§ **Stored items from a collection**
━━━━━━━━━━
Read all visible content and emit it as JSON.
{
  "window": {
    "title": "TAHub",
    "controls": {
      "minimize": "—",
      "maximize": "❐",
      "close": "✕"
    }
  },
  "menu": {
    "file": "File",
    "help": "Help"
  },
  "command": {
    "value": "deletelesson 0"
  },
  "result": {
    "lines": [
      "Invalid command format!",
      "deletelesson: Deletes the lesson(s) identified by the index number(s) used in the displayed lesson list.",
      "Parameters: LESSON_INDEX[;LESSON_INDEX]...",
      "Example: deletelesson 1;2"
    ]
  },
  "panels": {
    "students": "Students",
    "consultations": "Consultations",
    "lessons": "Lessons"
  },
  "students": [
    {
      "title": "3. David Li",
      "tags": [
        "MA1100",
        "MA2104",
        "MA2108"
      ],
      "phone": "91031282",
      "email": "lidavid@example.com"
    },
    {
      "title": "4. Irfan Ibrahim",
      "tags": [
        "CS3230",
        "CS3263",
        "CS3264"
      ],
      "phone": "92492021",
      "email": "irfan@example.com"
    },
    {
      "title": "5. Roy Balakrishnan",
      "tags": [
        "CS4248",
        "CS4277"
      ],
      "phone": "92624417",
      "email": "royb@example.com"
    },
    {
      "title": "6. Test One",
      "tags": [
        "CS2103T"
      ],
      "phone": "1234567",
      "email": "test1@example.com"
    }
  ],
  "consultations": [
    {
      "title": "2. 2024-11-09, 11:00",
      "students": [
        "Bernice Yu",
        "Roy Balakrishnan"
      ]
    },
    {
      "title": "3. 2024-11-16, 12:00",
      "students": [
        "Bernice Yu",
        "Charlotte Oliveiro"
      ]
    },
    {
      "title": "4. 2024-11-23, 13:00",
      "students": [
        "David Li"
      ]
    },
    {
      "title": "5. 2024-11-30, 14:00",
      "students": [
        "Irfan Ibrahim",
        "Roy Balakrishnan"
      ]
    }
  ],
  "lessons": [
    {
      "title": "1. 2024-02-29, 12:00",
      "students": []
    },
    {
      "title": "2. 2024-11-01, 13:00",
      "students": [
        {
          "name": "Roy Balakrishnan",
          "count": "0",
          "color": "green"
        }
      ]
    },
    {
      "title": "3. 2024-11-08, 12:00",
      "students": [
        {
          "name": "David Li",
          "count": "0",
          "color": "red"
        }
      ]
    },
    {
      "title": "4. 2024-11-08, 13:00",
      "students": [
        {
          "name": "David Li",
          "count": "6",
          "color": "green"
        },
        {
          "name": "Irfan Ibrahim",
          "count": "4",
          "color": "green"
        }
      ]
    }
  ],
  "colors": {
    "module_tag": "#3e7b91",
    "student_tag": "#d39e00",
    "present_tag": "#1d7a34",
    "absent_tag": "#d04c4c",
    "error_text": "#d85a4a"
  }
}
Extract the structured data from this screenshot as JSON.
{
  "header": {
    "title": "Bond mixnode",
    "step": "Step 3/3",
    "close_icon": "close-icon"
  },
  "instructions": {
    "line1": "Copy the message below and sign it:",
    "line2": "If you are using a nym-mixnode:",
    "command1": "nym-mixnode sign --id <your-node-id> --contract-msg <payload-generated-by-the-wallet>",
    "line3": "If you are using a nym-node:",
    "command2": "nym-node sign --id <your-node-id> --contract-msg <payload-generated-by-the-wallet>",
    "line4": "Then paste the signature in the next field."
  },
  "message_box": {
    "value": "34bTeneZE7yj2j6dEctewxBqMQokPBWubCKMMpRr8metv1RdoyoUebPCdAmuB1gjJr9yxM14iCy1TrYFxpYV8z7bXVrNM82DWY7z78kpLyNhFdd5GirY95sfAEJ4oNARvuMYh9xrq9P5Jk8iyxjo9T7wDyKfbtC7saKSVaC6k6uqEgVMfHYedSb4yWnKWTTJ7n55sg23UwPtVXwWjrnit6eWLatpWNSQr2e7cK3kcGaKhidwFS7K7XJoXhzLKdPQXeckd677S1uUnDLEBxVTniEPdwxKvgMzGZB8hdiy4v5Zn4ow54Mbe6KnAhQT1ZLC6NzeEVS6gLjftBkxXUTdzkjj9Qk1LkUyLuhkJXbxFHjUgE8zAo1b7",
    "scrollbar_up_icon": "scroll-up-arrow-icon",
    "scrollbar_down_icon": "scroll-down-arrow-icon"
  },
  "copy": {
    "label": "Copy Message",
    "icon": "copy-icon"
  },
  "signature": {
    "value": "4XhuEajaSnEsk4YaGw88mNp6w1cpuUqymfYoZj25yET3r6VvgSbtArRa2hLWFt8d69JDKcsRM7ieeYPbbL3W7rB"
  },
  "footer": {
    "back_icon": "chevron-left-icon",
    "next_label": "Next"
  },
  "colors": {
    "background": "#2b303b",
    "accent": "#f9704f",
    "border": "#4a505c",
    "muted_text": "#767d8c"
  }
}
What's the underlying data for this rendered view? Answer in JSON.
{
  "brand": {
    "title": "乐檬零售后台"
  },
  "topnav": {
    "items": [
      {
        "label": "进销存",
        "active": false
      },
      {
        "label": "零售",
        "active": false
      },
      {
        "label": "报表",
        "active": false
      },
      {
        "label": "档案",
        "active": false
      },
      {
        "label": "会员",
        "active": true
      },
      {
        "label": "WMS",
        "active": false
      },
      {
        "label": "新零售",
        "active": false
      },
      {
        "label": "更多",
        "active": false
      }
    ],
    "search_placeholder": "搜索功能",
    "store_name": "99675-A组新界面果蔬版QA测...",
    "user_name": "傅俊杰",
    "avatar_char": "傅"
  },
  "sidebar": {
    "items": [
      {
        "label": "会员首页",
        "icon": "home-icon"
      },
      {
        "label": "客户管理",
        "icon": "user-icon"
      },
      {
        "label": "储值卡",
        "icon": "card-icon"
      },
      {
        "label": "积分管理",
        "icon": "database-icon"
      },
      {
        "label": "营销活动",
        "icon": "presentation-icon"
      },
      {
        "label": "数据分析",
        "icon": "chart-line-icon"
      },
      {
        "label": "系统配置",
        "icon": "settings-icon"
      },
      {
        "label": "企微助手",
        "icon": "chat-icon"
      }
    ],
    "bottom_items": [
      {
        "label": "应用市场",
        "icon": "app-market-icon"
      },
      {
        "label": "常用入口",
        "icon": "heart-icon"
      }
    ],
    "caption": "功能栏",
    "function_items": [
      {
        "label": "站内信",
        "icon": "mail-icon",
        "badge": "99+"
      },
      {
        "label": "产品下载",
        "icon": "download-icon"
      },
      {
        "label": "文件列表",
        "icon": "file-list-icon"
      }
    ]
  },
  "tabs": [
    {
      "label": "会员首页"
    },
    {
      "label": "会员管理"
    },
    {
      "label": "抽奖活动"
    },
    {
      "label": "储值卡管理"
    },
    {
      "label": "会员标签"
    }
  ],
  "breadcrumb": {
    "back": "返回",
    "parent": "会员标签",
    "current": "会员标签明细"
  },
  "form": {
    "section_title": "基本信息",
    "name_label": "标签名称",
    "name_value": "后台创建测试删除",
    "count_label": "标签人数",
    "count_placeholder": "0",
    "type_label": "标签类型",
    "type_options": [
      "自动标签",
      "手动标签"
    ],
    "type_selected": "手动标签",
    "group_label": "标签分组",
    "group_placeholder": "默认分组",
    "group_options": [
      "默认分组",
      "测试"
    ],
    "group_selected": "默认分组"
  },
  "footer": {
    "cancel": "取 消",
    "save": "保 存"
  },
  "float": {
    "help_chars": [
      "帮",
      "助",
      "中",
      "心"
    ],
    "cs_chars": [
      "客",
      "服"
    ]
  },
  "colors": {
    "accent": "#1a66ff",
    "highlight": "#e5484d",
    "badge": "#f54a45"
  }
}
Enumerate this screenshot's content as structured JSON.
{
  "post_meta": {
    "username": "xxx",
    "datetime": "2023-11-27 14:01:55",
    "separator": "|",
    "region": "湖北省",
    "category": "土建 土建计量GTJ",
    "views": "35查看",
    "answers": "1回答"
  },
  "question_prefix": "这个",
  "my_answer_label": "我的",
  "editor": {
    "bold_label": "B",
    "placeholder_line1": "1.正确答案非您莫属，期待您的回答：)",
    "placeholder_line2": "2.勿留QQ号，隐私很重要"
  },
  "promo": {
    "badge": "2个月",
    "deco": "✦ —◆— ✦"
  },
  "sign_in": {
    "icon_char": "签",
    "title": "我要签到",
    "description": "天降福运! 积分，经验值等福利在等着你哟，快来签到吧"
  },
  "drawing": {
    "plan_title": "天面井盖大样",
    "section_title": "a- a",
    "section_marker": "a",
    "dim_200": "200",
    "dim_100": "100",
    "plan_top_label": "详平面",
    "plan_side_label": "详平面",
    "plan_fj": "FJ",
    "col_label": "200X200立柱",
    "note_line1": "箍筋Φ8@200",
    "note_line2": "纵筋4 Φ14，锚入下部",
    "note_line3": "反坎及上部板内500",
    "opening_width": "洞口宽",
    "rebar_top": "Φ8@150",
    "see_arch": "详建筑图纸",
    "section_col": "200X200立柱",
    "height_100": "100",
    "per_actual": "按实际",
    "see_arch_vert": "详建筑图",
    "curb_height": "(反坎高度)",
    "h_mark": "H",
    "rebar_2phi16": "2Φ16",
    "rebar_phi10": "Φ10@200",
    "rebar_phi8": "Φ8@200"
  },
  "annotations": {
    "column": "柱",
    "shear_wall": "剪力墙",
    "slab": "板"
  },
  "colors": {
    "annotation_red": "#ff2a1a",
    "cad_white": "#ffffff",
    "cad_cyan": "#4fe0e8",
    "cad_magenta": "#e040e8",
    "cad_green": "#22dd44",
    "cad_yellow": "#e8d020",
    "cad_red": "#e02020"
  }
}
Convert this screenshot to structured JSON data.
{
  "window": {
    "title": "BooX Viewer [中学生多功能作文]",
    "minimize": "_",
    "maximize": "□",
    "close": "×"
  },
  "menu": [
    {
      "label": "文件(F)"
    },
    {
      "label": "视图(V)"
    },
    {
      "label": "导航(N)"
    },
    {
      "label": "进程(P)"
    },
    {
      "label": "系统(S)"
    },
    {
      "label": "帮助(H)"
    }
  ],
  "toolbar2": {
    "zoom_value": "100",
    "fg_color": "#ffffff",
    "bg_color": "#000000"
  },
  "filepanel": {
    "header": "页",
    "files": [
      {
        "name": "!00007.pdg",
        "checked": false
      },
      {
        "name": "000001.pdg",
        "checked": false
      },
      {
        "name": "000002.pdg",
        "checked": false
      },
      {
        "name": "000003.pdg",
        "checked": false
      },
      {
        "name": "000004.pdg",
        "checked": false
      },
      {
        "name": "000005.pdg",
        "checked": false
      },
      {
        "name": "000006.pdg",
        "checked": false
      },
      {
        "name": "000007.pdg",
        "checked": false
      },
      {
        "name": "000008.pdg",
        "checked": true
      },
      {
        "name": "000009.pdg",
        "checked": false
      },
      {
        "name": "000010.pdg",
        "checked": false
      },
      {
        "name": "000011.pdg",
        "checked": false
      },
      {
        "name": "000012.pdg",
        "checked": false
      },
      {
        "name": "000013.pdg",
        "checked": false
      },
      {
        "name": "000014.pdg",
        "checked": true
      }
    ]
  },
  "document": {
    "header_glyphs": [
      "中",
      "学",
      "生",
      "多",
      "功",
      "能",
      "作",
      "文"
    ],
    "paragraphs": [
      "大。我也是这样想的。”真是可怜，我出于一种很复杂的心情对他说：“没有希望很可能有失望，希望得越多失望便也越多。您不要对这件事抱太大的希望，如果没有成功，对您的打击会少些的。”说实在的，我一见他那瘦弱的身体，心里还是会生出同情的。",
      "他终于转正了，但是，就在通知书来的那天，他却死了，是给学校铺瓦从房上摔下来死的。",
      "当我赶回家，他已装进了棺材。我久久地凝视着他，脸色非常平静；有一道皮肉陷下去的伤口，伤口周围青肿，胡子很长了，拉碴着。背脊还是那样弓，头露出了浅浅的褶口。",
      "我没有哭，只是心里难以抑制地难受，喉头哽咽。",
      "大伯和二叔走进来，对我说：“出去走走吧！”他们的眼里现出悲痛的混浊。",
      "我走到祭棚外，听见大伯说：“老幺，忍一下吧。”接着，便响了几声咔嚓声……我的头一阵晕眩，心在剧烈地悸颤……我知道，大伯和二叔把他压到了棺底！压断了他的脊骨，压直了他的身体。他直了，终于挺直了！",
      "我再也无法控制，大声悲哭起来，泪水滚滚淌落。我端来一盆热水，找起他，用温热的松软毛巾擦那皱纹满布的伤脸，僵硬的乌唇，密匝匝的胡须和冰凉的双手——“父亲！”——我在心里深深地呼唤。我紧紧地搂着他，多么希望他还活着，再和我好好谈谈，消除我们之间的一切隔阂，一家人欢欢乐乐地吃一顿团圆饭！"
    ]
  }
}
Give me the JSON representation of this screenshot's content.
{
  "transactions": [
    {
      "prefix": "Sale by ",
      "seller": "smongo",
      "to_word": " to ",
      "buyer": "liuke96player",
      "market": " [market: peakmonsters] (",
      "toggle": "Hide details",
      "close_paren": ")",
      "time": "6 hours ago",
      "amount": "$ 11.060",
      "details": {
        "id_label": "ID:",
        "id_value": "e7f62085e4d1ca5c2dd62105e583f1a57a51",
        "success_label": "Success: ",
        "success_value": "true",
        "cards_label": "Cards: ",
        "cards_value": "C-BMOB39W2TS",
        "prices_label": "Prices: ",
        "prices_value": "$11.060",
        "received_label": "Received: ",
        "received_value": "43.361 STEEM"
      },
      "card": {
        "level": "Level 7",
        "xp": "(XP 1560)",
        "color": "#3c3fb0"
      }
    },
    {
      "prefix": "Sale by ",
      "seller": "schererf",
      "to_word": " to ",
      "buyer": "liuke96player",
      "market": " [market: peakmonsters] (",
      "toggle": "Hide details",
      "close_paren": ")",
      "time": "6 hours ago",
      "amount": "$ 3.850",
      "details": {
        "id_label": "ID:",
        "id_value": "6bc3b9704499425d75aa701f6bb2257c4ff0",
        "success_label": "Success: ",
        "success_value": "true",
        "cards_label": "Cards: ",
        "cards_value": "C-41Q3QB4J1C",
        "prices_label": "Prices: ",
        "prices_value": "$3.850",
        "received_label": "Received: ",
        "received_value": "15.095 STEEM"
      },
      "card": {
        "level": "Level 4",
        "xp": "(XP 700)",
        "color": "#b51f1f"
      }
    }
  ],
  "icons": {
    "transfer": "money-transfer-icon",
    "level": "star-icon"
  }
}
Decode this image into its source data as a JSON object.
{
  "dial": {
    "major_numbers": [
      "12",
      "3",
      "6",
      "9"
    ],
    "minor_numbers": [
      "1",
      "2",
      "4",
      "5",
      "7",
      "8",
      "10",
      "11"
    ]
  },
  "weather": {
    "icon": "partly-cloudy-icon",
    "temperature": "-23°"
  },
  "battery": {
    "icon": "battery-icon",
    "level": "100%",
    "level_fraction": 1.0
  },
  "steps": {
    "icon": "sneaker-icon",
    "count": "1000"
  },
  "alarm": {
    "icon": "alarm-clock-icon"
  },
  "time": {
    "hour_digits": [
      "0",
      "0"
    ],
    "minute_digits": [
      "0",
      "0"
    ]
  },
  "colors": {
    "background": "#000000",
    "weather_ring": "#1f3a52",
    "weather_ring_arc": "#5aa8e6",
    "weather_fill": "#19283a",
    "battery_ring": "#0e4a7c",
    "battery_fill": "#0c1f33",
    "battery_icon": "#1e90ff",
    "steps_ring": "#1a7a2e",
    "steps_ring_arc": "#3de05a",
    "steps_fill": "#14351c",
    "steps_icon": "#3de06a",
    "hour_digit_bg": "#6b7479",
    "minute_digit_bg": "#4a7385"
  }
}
━━━━━━━━━━
§ **Description of the task**
In the entries above, find each line with the word "generated" and copy it.

§ **Output of the exercise**
    "command1": "nym-mixnode sign --id <your-node-id> --contract-msg <payload-generated-by-the-wallet>",
    "command2": "nym-node sign --id <your-node-id> --contract-msg <payload-generated-by-the-wallet>",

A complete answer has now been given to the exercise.